**Stated task**. Copy every line that holds "need".

Entries taken from a collection
....

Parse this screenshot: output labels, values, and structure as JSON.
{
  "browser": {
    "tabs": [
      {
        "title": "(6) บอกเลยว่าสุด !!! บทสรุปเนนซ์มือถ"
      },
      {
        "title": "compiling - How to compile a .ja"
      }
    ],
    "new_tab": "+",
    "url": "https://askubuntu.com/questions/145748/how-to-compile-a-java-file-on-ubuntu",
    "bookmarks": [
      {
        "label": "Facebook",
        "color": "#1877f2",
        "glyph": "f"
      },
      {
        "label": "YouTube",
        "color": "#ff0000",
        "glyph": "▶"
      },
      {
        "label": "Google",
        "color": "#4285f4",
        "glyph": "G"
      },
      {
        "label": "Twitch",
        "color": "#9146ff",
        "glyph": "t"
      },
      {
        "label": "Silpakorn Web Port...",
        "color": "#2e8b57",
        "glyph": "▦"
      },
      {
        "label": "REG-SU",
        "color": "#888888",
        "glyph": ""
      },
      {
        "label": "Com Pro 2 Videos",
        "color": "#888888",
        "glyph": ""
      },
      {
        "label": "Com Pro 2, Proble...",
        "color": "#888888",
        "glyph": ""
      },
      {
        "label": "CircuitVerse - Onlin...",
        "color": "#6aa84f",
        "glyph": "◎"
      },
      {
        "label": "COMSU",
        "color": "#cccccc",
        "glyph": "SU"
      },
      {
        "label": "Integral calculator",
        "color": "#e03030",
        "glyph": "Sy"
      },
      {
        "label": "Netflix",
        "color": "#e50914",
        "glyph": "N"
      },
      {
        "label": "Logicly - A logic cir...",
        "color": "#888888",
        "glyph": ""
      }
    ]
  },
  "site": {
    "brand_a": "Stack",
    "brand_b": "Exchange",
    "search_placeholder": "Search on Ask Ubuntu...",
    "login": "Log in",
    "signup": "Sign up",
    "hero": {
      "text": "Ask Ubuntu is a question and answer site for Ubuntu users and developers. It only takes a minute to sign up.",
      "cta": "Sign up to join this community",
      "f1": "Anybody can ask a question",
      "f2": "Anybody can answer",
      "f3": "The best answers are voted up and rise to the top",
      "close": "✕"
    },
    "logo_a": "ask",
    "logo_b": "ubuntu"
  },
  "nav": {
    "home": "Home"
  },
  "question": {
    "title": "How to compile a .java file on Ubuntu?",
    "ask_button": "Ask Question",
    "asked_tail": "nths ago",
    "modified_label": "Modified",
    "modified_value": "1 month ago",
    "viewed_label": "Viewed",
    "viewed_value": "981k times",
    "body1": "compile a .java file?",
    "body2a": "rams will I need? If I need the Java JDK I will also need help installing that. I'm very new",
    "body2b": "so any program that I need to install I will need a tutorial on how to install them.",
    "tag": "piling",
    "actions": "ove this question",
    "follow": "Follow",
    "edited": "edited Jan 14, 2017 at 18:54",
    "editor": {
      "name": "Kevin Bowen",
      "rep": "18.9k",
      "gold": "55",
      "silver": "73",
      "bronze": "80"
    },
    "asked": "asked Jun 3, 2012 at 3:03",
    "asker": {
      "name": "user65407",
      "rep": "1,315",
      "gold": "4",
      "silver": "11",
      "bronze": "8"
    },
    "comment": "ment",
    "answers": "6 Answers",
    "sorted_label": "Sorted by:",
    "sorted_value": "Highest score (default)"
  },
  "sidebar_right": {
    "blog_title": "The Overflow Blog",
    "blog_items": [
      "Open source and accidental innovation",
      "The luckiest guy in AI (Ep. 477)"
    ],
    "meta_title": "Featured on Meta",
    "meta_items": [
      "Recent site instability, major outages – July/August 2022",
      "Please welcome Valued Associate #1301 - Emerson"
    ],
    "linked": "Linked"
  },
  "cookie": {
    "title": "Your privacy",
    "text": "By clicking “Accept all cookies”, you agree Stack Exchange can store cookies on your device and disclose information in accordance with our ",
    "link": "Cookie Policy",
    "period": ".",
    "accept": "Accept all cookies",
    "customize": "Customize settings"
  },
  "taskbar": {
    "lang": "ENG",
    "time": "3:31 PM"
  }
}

....

**Correct answer**.
    "body2a": "rams will I need? If I need the Java JDK I will also need help installing that. I'm very new",
    "body2b": "so any program that I need to install I will need a tutorial on how to install them.",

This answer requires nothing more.